_Your task:_
Read the records below and copy each line that contains "router".

**********

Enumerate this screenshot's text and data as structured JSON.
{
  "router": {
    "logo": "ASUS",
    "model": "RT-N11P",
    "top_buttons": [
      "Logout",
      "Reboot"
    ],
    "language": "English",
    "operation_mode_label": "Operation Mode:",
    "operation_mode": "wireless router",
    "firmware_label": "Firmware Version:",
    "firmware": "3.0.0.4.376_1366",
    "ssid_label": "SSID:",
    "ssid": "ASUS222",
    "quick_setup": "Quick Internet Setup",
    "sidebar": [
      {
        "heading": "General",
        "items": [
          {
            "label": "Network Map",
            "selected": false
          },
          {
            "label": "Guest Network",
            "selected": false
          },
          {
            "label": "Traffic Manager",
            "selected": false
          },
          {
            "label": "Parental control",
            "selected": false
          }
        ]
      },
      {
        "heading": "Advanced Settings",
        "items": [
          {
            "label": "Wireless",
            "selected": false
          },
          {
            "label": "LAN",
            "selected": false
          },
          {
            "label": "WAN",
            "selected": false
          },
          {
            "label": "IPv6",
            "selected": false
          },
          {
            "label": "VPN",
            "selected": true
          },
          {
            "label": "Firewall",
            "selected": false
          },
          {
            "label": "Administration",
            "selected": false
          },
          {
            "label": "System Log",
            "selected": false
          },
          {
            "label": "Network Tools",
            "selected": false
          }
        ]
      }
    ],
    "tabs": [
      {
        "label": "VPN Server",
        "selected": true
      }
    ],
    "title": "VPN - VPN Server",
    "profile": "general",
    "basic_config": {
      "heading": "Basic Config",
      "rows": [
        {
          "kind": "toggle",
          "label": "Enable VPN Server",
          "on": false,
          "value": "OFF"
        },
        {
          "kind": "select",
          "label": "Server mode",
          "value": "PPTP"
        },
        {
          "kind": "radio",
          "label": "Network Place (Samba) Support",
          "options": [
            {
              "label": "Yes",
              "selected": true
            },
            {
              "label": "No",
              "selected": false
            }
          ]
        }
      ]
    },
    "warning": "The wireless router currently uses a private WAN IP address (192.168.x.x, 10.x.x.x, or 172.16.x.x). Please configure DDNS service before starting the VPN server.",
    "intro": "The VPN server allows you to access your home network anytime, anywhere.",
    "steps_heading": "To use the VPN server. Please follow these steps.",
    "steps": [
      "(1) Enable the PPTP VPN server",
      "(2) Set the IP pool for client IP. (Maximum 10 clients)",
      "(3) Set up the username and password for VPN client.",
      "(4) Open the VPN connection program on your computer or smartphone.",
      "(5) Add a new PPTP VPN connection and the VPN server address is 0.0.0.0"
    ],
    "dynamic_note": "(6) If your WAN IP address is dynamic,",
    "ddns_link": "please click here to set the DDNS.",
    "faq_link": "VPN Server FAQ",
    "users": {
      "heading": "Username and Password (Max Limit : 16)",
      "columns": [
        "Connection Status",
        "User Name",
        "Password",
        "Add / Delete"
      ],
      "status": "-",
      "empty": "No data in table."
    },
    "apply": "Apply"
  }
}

**********

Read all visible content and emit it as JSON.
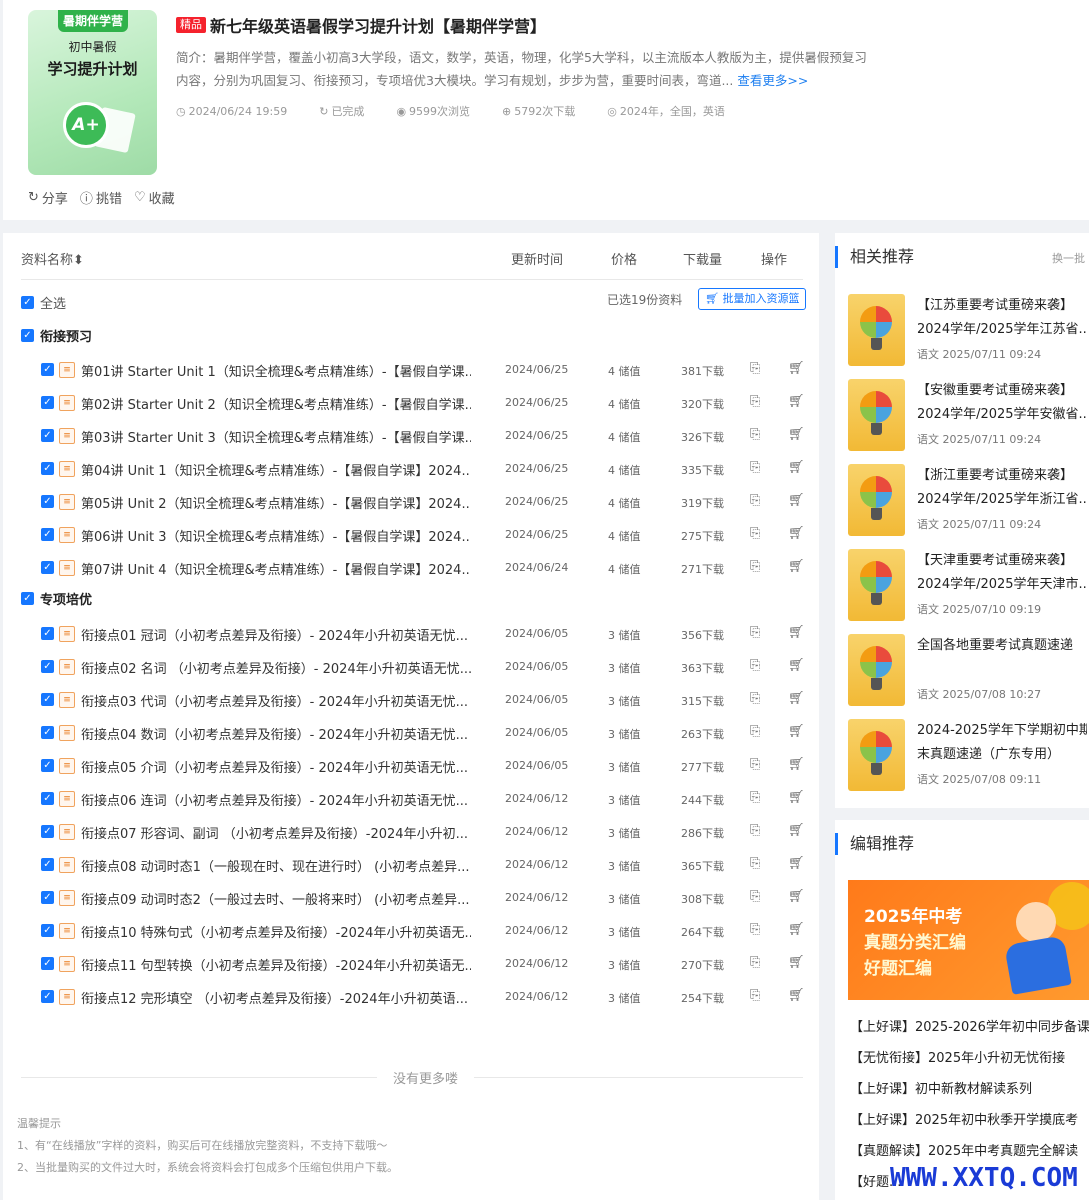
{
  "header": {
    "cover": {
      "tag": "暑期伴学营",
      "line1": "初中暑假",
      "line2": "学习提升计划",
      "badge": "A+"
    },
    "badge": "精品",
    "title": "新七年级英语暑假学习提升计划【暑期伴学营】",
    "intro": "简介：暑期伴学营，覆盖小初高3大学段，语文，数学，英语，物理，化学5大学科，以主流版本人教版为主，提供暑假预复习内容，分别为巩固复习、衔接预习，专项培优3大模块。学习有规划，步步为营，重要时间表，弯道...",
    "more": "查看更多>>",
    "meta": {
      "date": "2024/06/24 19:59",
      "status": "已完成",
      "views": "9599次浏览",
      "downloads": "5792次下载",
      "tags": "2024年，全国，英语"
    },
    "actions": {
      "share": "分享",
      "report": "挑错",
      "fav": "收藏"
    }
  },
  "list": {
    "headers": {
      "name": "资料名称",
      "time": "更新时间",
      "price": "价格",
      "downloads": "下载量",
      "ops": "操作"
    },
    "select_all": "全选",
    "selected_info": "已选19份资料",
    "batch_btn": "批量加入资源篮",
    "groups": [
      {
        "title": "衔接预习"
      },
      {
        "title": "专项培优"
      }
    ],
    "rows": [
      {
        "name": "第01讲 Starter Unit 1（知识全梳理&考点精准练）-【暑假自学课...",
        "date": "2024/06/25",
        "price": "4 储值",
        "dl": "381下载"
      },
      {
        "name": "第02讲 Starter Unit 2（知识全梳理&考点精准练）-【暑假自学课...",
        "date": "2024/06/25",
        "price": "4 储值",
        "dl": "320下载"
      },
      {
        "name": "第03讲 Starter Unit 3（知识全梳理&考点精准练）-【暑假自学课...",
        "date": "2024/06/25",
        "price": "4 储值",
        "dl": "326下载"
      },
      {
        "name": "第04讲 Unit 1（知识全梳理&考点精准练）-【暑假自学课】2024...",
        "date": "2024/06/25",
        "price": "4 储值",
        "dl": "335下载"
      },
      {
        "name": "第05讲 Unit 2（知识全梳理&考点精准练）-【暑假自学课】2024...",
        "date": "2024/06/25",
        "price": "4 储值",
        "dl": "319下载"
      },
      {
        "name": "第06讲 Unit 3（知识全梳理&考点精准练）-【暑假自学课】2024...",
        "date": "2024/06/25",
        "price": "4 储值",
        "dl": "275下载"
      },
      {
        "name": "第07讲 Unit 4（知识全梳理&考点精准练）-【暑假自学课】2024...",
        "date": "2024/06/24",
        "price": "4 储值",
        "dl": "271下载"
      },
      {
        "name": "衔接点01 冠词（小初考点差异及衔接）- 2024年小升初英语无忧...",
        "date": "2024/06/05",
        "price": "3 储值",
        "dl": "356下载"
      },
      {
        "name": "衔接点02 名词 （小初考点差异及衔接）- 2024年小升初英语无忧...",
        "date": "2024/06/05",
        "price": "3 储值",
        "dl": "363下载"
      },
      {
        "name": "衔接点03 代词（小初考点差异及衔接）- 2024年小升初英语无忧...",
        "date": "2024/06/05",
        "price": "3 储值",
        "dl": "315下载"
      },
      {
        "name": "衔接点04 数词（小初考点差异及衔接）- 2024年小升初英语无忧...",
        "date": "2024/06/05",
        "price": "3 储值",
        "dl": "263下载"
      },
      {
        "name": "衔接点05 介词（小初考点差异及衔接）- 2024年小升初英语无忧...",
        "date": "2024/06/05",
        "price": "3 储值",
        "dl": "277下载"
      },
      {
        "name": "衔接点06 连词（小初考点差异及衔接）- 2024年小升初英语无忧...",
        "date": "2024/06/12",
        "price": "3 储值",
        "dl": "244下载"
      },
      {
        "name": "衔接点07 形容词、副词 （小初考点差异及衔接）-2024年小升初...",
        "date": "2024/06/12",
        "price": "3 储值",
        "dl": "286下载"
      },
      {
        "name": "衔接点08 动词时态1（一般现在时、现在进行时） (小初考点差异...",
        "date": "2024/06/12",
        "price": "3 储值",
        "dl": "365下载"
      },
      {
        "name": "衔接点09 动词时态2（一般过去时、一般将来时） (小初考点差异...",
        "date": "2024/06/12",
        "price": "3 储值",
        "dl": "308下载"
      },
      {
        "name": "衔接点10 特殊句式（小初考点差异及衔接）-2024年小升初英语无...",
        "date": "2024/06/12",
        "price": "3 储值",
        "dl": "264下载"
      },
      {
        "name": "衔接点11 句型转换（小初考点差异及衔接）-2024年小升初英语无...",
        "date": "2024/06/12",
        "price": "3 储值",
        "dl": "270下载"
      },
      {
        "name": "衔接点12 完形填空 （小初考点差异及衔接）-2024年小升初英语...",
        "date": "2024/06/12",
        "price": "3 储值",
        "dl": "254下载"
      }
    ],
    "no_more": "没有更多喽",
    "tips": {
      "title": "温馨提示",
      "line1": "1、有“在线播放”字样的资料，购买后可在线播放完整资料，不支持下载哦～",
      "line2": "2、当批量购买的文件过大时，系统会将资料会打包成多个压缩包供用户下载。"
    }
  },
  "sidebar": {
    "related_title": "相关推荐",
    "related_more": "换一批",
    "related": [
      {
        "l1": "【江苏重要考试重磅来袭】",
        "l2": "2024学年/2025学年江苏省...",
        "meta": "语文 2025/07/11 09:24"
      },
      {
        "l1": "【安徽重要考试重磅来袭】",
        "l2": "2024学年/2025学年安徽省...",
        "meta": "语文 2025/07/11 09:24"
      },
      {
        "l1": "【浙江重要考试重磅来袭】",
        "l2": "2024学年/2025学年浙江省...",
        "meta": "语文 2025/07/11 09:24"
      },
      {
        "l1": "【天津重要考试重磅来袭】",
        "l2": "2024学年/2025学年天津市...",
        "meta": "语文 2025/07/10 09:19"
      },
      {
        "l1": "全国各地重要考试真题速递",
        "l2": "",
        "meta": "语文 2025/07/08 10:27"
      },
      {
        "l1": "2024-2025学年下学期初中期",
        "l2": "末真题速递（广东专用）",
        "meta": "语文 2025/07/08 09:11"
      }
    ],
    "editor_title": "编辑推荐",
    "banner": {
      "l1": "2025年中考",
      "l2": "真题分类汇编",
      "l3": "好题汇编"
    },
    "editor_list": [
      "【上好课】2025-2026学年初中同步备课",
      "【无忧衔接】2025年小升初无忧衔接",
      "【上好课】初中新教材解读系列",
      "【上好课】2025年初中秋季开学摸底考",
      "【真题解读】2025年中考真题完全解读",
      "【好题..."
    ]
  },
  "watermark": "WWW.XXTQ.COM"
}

**********

_Output for this exercise:_
  "router": {
    "operation_mode": "wireless router",
    "warning": "The wireless router currently uses a private WAN IP address (192.168.x.x, 10.x.x.x, or 172.16.x.x). Please configure DDNS service before starting the VPN server.",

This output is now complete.